» **Exercise directions**:
Go through the records and extract every line with the word "Commune".

» **Exercise materials**:
————

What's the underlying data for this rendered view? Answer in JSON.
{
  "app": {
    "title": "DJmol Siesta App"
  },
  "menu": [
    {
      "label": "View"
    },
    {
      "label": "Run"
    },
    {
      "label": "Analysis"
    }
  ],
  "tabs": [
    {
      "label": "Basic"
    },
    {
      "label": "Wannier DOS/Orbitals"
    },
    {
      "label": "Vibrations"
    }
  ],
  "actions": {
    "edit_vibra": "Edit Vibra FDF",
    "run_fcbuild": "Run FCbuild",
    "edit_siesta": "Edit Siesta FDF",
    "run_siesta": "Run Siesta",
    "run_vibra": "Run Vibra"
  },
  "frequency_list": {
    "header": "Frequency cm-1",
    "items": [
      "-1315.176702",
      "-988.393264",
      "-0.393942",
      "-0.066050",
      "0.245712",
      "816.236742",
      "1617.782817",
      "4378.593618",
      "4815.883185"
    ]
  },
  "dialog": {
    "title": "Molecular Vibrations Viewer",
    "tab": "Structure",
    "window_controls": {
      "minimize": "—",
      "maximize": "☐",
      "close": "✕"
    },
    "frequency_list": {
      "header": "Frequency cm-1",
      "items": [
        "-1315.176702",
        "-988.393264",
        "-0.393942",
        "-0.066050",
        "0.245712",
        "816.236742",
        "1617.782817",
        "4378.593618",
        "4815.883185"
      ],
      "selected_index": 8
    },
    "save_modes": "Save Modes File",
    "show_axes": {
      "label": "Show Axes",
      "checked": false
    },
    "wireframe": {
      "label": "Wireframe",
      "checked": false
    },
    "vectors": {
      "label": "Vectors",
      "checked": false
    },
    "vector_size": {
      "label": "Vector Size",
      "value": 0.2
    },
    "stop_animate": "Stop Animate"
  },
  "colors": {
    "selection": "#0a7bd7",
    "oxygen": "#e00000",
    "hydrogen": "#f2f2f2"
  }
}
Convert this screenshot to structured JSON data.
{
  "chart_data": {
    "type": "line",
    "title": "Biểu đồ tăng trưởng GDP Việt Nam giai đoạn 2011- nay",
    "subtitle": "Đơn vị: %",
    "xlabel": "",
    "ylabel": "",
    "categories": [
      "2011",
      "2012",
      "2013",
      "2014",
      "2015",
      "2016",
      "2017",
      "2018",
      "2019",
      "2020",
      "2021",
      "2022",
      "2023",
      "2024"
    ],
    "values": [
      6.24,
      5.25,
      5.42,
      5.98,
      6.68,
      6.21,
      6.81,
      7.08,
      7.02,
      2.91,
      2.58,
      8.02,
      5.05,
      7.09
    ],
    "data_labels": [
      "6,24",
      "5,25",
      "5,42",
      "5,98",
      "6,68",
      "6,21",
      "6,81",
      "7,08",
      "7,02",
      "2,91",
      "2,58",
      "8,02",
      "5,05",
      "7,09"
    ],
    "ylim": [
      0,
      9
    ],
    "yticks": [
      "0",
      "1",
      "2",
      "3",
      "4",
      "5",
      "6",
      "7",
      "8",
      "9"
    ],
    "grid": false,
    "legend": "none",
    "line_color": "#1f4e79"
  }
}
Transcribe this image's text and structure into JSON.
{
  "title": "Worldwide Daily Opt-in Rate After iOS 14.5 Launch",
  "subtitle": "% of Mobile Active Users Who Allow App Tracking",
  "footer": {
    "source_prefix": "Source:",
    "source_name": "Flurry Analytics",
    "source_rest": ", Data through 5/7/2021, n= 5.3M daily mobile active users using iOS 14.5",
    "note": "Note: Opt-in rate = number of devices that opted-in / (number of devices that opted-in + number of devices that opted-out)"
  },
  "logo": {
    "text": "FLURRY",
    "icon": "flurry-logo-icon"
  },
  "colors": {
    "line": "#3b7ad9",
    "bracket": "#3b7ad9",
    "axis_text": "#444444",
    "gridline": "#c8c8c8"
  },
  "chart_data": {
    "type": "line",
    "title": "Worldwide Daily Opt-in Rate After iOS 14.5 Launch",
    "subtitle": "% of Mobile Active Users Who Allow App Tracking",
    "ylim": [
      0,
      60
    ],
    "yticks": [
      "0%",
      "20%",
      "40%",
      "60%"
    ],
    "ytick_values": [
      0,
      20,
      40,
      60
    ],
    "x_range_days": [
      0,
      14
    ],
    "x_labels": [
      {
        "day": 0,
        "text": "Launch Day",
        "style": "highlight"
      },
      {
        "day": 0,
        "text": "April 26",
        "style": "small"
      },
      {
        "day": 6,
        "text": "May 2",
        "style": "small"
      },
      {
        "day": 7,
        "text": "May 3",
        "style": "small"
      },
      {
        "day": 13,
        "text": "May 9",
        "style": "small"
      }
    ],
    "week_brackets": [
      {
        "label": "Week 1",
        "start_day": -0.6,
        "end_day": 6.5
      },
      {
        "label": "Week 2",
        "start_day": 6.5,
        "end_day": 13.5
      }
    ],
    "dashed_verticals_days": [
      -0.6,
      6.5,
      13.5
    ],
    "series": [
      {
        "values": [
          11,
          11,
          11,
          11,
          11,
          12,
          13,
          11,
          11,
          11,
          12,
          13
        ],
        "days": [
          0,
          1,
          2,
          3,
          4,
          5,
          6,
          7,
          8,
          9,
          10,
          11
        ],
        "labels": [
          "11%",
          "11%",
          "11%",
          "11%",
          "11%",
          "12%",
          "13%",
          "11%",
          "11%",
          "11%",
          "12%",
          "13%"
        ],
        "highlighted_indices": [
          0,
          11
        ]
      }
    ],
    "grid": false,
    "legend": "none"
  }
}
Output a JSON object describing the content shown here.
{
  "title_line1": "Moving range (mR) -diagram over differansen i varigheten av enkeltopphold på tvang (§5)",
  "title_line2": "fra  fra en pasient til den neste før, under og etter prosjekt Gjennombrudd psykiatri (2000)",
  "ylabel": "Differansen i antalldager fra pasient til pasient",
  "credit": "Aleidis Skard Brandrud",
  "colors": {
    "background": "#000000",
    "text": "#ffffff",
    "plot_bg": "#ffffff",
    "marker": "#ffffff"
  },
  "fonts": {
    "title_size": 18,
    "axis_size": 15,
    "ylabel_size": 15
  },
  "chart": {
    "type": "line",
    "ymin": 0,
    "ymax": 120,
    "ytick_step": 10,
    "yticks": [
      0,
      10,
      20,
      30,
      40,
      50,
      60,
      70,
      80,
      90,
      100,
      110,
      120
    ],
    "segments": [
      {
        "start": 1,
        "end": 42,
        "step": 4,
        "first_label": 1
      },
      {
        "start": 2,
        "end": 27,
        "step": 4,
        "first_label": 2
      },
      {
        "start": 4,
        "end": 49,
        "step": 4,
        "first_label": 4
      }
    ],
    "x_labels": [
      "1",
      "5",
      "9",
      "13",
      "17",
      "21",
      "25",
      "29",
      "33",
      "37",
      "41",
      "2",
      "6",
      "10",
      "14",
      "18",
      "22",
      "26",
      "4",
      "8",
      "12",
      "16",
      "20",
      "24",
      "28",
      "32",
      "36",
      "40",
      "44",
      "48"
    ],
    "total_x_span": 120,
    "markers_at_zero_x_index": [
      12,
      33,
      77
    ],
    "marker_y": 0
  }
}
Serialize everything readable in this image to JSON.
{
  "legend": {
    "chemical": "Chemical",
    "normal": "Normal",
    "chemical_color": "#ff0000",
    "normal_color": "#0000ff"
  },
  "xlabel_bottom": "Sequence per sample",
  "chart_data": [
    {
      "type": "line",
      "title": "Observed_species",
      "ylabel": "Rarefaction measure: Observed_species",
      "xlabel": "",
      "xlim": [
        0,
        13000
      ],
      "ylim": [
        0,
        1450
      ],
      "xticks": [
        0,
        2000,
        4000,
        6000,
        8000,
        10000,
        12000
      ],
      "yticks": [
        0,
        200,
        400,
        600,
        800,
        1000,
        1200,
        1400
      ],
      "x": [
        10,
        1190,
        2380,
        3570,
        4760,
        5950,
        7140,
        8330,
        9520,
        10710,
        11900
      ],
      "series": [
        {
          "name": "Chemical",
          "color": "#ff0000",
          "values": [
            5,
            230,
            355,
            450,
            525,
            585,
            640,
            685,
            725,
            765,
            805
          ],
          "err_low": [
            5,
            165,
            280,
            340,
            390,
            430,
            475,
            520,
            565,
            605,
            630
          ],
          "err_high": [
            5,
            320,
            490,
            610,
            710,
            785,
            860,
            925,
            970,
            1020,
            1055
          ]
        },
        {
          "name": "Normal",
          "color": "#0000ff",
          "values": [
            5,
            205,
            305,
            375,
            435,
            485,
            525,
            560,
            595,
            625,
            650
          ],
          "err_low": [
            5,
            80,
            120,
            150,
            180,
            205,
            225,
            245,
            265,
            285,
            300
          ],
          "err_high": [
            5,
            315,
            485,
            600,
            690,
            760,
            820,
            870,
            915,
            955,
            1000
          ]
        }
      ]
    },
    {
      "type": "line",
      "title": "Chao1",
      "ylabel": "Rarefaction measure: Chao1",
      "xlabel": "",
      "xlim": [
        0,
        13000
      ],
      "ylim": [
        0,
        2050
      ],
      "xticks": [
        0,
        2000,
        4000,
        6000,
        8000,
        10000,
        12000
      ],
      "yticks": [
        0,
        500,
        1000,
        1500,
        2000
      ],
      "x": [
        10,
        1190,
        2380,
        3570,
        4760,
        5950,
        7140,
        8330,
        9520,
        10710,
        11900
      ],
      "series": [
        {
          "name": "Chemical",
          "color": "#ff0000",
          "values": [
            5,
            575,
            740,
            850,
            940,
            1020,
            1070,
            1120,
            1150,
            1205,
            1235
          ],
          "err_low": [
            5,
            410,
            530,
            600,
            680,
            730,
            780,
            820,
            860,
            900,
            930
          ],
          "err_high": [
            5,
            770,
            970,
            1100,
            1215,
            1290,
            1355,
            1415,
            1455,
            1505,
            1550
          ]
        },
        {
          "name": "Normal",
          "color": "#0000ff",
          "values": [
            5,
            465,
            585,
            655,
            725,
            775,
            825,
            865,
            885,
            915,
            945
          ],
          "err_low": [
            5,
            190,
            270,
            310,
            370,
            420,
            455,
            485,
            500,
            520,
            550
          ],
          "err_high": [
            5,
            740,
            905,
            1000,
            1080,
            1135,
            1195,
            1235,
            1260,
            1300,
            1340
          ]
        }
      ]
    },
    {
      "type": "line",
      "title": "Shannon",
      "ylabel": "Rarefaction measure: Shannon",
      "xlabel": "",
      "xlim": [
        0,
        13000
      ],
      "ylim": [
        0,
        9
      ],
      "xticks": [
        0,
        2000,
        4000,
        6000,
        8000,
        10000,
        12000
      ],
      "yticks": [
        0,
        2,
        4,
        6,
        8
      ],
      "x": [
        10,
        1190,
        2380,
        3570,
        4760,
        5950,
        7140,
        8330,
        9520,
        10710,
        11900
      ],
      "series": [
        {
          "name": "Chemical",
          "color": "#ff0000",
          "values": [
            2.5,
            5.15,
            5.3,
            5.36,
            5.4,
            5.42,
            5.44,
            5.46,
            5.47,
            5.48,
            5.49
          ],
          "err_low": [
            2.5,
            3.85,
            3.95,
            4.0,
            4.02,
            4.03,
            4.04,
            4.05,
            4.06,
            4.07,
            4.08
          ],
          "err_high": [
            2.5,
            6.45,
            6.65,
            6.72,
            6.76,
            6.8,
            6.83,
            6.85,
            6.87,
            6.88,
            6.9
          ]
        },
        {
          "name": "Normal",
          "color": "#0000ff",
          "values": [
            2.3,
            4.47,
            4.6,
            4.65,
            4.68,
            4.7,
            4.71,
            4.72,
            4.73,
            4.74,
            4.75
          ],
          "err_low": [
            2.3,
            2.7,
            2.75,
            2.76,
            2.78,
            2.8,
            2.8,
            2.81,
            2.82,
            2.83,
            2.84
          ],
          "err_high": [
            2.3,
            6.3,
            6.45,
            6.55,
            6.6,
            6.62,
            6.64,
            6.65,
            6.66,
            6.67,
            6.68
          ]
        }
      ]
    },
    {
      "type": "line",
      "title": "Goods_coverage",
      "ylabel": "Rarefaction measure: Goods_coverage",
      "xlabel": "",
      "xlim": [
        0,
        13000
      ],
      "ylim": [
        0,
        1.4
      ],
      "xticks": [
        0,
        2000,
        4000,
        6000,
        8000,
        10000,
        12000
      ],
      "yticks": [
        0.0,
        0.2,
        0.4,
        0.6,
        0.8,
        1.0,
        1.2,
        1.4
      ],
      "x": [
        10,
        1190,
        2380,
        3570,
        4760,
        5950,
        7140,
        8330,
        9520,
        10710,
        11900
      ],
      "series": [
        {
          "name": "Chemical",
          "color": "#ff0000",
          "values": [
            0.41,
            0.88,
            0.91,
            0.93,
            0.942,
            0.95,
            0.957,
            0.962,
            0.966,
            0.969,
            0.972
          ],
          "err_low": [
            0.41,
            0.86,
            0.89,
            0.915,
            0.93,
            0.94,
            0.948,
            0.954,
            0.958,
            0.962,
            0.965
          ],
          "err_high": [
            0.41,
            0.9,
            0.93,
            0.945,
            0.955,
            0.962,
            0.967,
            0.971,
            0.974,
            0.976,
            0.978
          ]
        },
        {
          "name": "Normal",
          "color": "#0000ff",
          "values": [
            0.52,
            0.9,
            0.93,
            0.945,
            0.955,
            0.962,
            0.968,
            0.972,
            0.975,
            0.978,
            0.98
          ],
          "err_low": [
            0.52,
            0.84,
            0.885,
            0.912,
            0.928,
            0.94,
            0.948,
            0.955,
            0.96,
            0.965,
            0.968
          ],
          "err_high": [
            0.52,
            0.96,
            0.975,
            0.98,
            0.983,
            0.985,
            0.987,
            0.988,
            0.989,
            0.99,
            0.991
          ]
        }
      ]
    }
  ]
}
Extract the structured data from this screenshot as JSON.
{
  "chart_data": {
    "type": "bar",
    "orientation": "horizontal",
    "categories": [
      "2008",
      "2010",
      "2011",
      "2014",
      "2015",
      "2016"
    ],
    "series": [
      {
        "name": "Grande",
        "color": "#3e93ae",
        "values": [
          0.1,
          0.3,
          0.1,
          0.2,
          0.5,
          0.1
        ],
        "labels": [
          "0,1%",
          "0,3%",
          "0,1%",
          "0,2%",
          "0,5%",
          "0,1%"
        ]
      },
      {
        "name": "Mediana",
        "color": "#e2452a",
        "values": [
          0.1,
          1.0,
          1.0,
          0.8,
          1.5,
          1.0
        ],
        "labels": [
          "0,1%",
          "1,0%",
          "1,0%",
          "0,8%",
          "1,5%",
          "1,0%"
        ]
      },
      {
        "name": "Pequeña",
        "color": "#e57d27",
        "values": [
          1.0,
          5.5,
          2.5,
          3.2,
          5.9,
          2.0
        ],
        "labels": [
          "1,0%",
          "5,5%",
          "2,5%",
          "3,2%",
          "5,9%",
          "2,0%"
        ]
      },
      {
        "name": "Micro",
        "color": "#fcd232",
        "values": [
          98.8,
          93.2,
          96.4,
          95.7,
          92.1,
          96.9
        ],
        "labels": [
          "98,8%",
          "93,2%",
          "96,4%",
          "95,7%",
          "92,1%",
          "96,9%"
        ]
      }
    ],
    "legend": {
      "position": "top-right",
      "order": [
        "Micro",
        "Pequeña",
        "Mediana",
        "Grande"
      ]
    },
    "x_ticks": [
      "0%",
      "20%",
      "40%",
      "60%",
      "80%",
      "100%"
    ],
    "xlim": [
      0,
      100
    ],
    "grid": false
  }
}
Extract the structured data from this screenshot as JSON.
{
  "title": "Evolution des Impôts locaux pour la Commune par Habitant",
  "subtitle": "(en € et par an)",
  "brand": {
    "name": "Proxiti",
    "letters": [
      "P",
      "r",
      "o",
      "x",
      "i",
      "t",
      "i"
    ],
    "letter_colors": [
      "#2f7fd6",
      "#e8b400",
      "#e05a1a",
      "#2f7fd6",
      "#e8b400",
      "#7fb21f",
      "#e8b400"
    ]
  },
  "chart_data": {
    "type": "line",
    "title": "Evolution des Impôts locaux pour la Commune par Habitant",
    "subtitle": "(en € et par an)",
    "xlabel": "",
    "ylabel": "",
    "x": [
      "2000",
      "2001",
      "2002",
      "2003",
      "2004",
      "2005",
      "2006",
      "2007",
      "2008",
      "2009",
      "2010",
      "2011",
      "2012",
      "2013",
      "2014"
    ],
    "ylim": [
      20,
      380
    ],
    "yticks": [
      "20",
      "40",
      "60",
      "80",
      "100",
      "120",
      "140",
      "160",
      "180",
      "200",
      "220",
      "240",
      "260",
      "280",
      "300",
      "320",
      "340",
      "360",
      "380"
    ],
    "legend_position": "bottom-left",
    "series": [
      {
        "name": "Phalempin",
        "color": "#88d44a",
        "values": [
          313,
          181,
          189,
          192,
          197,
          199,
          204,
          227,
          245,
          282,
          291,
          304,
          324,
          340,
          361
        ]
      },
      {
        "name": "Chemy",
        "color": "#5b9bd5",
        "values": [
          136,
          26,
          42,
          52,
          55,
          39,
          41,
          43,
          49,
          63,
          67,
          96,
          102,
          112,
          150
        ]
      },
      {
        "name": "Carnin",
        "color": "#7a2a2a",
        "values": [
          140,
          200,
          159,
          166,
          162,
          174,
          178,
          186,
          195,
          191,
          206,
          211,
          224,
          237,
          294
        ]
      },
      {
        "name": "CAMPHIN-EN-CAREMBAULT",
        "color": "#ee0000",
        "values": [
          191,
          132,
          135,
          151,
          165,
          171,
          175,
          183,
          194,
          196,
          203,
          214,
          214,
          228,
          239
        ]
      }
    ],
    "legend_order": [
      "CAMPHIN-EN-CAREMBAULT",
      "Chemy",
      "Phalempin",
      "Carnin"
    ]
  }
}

————

» **Task result**:
  "title": "Evolution des Impôts locaux pour la Commune par Habitant",
    "title": "Evolution des Impôts locaux pour la Commune par Habitant",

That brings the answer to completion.